- **Short problem**
Omit every picture and write out the rest of the records exactly.

%%

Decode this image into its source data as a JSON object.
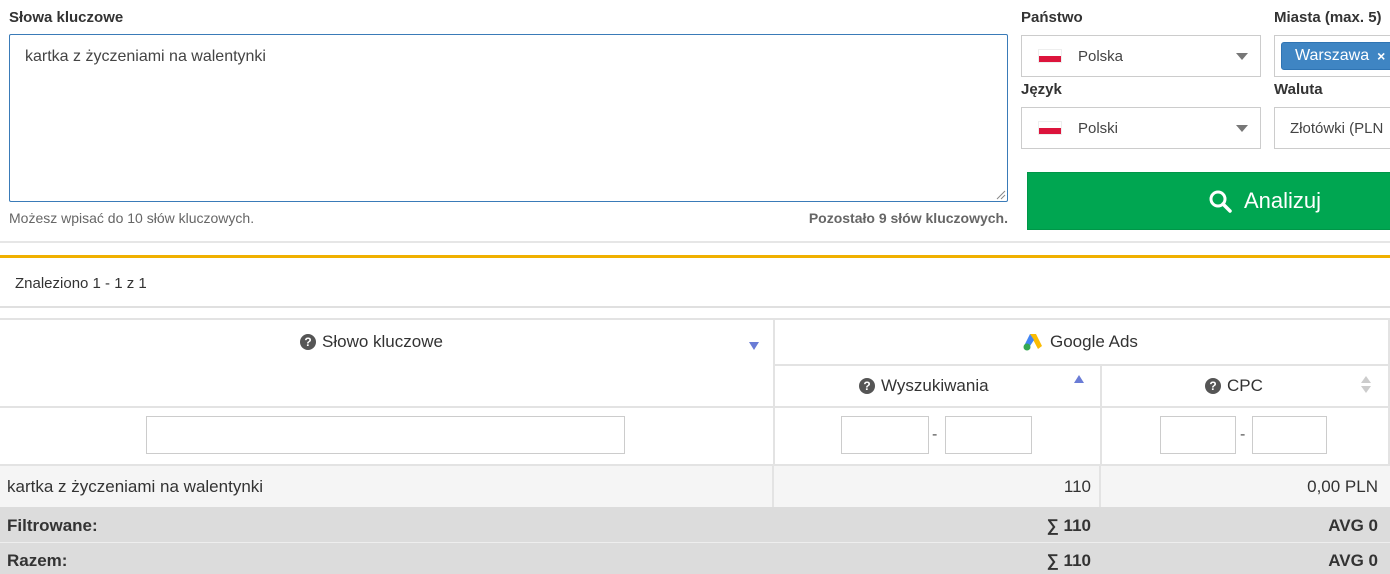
{
  "keywords": {
    "label": "Słowa kluczowe",
    "value": "kartka z życzeniami na walentynki",
    "hint_left": "Możesz wpisać do 10 słów kluczowych.",
    "hint_right": "Pozostało 9 słów kluczowych."
  },
  "country": {
    "label": "Państwo",
    "value": "Polska"
  },
  "cities": {
    "label": "Miasta (max. 5)",
    "tags": [
      "Warszawa"
    ],
    "remove_symbol": "×"
  },
  "language": {
    "label": "Język",
    "value": "Polski"
  },
  "currency": {
    "label": "Waluta",
    "value": "Złotówki (PLN"
  },
  "analyze_button": {
    "label": "Analizuj",
    "icon": "search-icon"
  },
  "results": {
    "found_text": "Znaleziono 1 - 1 z 1"
  },
  "table": {
    "col_keyword": "Słowo kluczowe",
    "group_google": "Google Ads",
    "col_searches": "Wyszukiwania",
    "col_cpc": "CPC",
    "range_separator": "-",
    "rows": [
      {
        "keyword": "kartka z życzeniami na walentynki",
        "searches": "110",
        "cpc": "0,00 PLN"
      }
    ],
    "filtered": {
      "label": "Filtrowane:",
      "searches": "∑ 110",
      "cpc": "AVG 0"
    },
    "total": {
      "label": "Razem:",
      "searches": "∑ 110",
      "cpc": "AVG 0"
    }
  },
  "colors": {
    "accent_green": "#00a651",
    "tag_blue": "#3f85c3",
    "divider_orange": "#f0b000",
    "sort_active": "#6a7cd6"
  }
}
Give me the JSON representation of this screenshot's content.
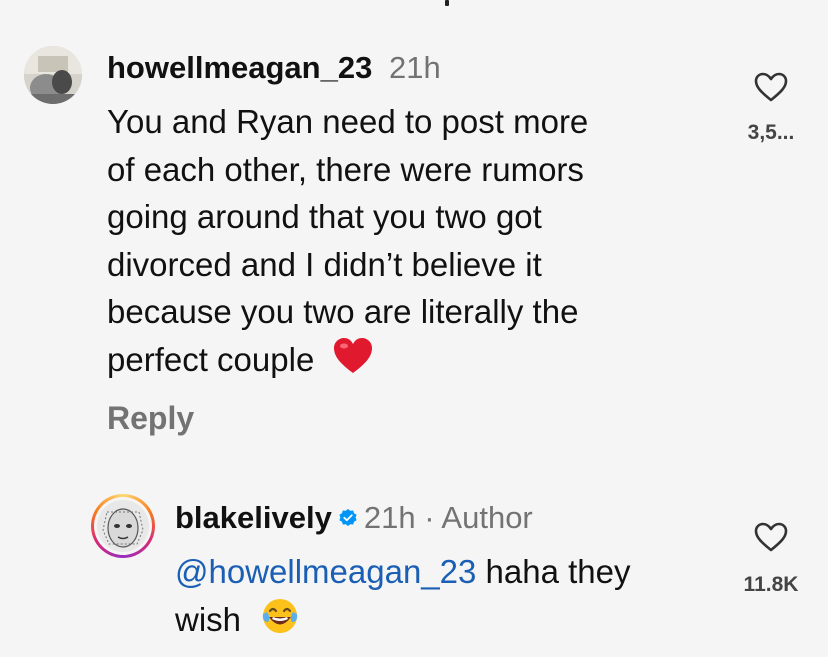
{
  "comments": [
    {
      "username": "howellmeagan_23",
      "time": "21h",
      "text_lines": [
        "You and Ryan need to post more",
        "of each other, there were rumors",
        "going around that you two got",
        "divorced and I didn’t believe it",
        "because you two are literally the",
        "perfect couple"
      ],
      "emoji": "❤️",
      "reply_label": "Reply",
      "likes": "3,5..."
    },
    {
      "username": "blakelively",
      "time": "21h",
      "separator": " · ",
      "author_tag": "Author",
      "mention": "@howellmeagan_23",
      "text_line1_rest": " haha they",
      "text_line2": "wish",
      "emoji": "😂",
      "likes": "11.8K"
    }
  ],
  "icons": {
    "like": "heart-outline-icon",
    "verified": "verified-badge-icon"
  },
  "colors": {
    "background": "#f5f5f5",
    "mention": "#1a5fb4",
    "meta": "#737373",
    "verified": "#0095f6",
    "heart_emoji": "#e0192f"
  }
}
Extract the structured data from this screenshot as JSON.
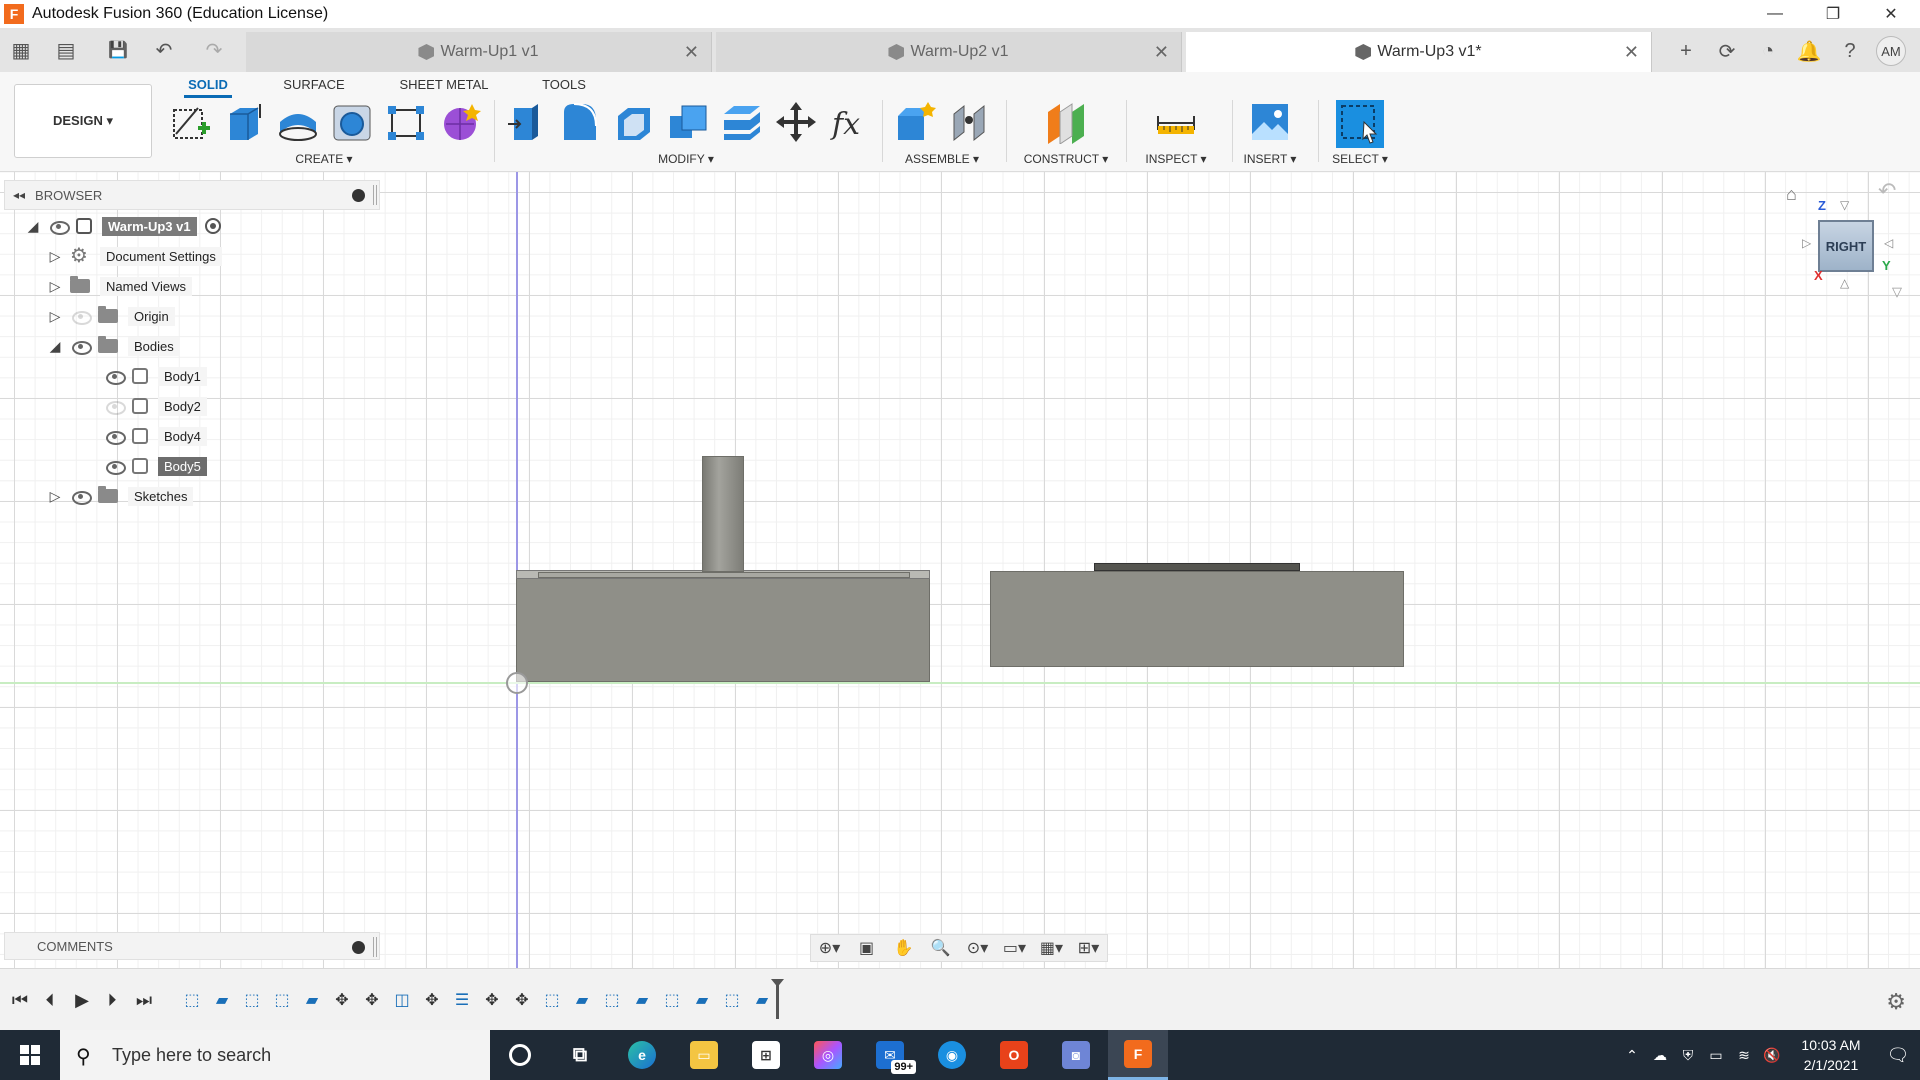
{
  "window": {
    "title": "Autodesk Fusion 360 (Education License)",
    "logo_letter": "F",
    "minimize": "—",
    "restore": "❐",
    "close": "✕"
  },
  "quick_access": {
    "grid_icon": "▦",
    "file_icon": "▤",
    "save_icon": "💾",
    "undo_icon": "↶",
    "redo_icon": "↷"
  },
  "tabs": [
    {
      "label": "Warm-Up1 v1",
      "active": false
    },
    {
      "label": "Warm-Up2 v1",
      "active": false
    },
    {
      "label": "Warm-Up3 v1*",
      "active": true
    }
  ],
  "tab_close": "✕",
  "header_right": {
    "new_tab": "+",
    "avatar": "AM"
  },
  "ribbon": {
    "workspace": "DESIGN ▾",
    "tabs": [
      "SOLID",
      "SURFACE",
      "SHEET METAL",
      "TOOLS"
    ],
    "groups": [
      "CREATE ▾",
      "MODIFY ▾",
      "ASSEMBLE ▾",
      "CONSTRUCT ▾",
      "INSPECT ▾",
      "INSERT ▾",
      "SELECT ▾"
    ]
  },
  "browser": {
    "title": "BROWSER",
    "root": "Warm-Up3 v1",
    "items": [
      {
        "label": "Document Settings"
      },
      {
        "label": "Named Views"
      },
      {
        "label": "Origin"
      },
      {
        "label": "Bodies"
      },
      {
        "label": "Body1"
      },
      {
        "label": "Body2"
      },
      {
        "label": "Body4"
      },
      {
        "label": "Body5"
      },
      {
        "label": "Sketches"
      }
    ]
  },
  "viewcube": {
    "face": "RIGHT",
    "z": "Z",
    "y": "Y",
    "x": "X"
  },
  "comments": {
    "title": "COMMENTS"
  },
  "taskbar": {
    "search_placeholder": "Type here to search",
    "mail_badge": "99+",
    "time": "10:03 AM",
    "date": "2/1/2021"
  },
  "colors": {
    "accent": "#0a6bb5",
    "body_fill": "#8f8f88",
    "axis_blue": "#9c97e6",
    "axis_green": "#c8edc2",
    "taskbar": "#1f2a36"
  }
}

%%

- **Right answer**
Decode this image into its source data as a JSON object.
{
  "keywords": {
    "label": "Słowa kluczowe",
    "value": "kartka z życzeniami na walentynki",
    "hint_left": "Możesz wpisać do 10 słów kluczowych.",
    "hint_right": "Pozostało 9 słów kluczowych."
  },
  "country": {
    "label": "Państwo",
    "value": "Polska"
  },
  "cities": {
    "label": "Miasta (max. 5)",
    "tags": [
      "Warszawa"
    ],
    "remove_symbol": "×"
  },
  "language": {
    "label": "Język",
    "value": "Polski"
  },
  "currency": {
    "label": "Waluta",
    "value": "Złotówki (PLN"
  },
  "analyze_button": {
    "label": "Analizuj",
    "icon": "search-icon"
  },
  "results": {
    "found_text": "Znaleziono 1 - 1 z 1"
  },
  "table": {
    "col_keyword": "Słowo kluczowe",
    "group_google": "Google Ads",
    "col_searches": "Wyszukiwania",
    "col_cpc": "CPC",
    "range_separator": "-",
    "rows": [
      {
        "keyword": "kartka z życzeniami na walentynki",
        "searches": "110",
        "cpc": "0,00 PLN"
      }
    ],
    "filtered": {
      "label": "Filtrowane:",
      "searches": "∑ 110",
      "cpc": "AVG 0"
    },
    "total": {
      "label": "Razem:",
      "searches": "∑ 110",
      "cpc": "AVG 0"
    }
  },
  "colors": {
    "accent_green": "#00a651",
    "tag_blue": "#3f85c3",
    "divider_orange": "#f0b000",
    "sort_active": "#6a7cd6"
  }
}
Give me the JSON representation of this screenshot's content.
{
  "comments": [
    {
      "username": "howellmeagan_23",
      "time": "21h",
      "text_lines": [
        "You and Ryan need to post more",
        "of each other, there were rumors",
        "going around that you two got",
        "divorced and I didn’t believe it",
        "because you two are literally the",
        "perfect couple"
      ],
      "emoji": "❤️",
      "reply_label": "Reply",
      "likes": "3,5..."
    },
    {
      "username": "blakelively",
      "time": "21h",
      "separator": " · ",
      "author_tag": "Author",
      "mention": "@howellmeagan_23",
      "text_line1_rest": " haha they",
      "text_line2": "wish",
      "emoji": "😂",
      "likes": "11.8K"
    }
  ],
  "icons": {
    "like": "heart-outline-icon",
    "verified": "verified-badge-icon"
  },
  "colors": {
    "background": "#f5f5f5",
    "mention": "#1a5fb4",
    "meta": "#737373",
    "verified": "#0095f6",
    "heart_emoji": "#e0192f"
  }
}
Extract the structured data from this screenshot as JSON.
{
  "window": {
    "title": "Autodesk Fusion 360 (Education License)",
    "logo_letter": "F",
    "minimize": "—",
    "restore": "❐",
    "close": "✕"
  },
  "quick_access": {
    "grid_icon": "▦",
    "file_icon": "▤",
    "save_icon": "💾",
    "undo_icon": "↶",
    "redo_icon": "↷"
  },
  "tabs": [
    {
      "label": "Warm-Up1 v1",
      "active": false
    },
    {
      "label": "Warm-Up2 v1",
      "active": false
    },
    {
      "label": "Warm-Up3 v1*",
      "active": true
    }
  ],
  "tab_close": "✕",
  "header_right": {
    "new_tab": "+",
    "avatar": "AM"
  },
  "ribbon": {
    "workspace": "DESIGN ▾",
    "tabs": [
      "SOLID",
      "SURFACE",
      "SHEET METAL",
      "TOOLS"
    ],
    "groups": [
      "CREATE ▾",
      "MODIFY ▾",
      "ASSEMBLE ▾",
      "CONSTRUCT ▾",
      "INSPECT ▾",
      "INSERT ▾",
      "SELECT ▾"
    ]
  },
  "browser": {
    "title": "BROWSER",
    "root": "Warm-Up3 v1",
    "items": [
      {
        "label": "Document Settings"
      },
      {
        "label": "Named Views"
      },
      {
        "label": "Origin"
      },
      {
        "label": "Bodies"
      },
      {
        "label": "Body1"
      },
      {
        "label": "Body2"
      },
      {
        "label": "Body4"
      },
      {
        "label": "Body5"
      },
      {
        "label": "Sketches"
      }
    ]
  },
  "viewcube": {
    "face": "RIGHT",
    "z": "Z",
    "y": "Y",
    "x": "X"
  },
  "comments": {
    "title": "COMMENTS"
  },
  "taskbar": {
    "search_placeholder": "Type here to search",
    "mail_badge": "99+",
    "time": "10:03 AM",
    "date": "2/1/2021"
  },
  "colors": {
    "accent": "#0a6bb5",
    "body_fill": "#8f8f88",
    "axis_blue": "#9c97e6",
    "axis_green": "#c8edc2",
    "taskbar": "#1f2a36"
  }
}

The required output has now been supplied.